■ **Work required**
Check every line below for the string "title", and copy the lines that contain it.

Figure collection entries:

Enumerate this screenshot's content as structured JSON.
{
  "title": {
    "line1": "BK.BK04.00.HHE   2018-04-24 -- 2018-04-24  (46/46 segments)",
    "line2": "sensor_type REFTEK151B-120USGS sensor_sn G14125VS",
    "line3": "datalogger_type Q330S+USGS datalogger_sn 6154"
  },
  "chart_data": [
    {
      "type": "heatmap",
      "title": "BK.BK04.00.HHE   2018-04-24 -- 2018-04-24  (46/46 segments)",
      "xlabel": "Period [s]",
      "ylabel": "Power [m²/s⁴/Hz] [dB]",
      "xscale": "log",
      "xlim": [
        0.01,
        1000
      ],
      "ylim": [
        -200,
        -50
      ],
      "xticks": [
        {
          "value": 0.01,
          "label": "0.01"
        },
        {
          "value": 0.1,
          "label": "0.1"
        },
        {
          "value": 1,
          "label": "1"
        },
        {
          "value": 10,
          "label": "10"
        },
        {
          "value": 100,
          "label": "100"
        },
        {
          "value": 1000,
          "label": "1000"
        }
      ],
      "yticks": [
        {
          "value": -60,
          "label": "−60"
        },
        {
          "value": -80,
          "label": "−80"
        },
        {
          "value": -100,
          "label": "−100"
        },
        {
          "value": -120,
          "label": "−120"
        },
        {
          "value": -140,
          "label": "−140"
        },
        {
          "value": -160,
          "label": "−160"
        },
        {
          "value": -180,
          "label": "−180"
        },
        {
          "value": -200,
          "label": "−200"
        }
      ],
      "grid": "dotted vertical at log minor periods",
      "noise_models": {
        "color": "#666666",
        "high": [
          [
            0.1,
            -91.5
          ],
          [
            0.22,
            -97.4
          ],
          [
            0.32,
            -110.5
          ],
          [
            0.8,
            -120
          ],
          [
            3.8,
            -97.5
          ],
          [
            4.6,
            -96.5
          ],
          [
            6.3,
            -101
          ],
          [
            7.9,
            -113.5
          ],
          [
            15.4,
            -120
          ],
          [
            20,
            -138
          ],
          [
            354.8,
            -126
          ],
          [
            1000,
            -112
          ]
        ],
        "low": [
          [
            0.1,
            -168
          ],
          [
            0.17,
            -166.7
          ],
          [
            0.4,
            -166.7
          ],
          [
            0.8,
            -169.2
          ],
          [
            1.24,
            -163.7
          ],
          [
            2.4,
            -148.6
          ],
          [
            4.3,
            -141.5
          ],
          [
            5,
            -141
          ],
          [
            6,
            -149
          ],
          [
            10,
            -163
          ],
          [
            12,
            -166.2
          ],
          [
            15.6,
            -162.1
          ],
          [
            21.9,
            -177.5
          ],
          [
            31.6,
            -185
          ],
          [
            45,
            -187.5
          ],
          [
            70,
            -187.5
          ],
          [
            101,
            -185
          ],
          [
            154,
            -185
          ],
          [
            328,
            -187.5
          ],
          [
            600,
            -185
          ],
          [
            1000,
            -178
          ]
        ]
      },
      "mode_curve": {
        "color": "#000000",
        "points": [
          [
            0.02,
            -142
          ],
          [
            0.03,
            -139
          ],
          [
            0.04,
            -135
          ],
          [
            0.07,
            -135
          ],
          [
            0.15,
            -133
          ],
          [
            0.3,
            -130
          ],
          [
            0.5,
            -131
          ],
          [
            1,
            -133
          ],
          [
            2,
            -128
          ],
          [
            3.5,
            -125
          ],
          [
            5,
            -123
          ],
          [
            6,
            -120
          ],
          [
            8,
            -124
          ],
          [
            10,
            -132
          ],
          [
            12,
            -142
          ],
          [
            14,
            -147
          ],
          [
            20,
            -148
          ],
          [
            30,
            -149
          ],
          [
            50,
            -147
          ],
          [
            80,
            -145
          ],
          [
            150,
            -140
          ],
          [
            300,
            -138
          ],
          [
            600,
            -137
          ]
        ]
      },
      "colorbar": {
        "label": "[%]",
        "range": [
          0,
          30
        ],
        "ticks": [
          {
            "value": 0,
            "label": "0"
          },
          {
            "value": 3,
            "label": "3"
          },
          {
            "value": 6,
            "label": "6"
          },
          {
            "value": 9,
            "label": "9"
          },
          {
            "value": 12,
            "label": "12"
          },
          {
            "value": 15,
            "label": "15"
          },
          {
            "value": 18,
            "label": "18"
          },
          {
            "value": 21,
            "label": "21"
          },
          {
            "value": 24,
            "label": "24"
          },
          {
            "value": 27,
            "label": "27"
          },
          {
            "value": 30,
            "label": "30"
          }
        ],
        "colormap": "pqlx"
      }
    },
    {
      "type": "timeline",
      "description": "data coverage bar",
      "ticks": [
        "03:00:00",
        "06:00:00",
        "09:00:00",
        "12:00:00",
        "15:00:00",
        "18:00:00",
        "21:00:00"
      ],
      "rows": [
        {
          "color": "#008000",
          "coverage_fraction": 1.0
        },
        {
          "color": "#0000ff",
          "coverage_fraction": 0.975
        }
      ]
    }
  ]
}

■ **Result for this exercise**
  "title": {
      "title": "BK.BK04.00.HHE   2018-04-24 -- 2018-04-24  (46/46 segments)",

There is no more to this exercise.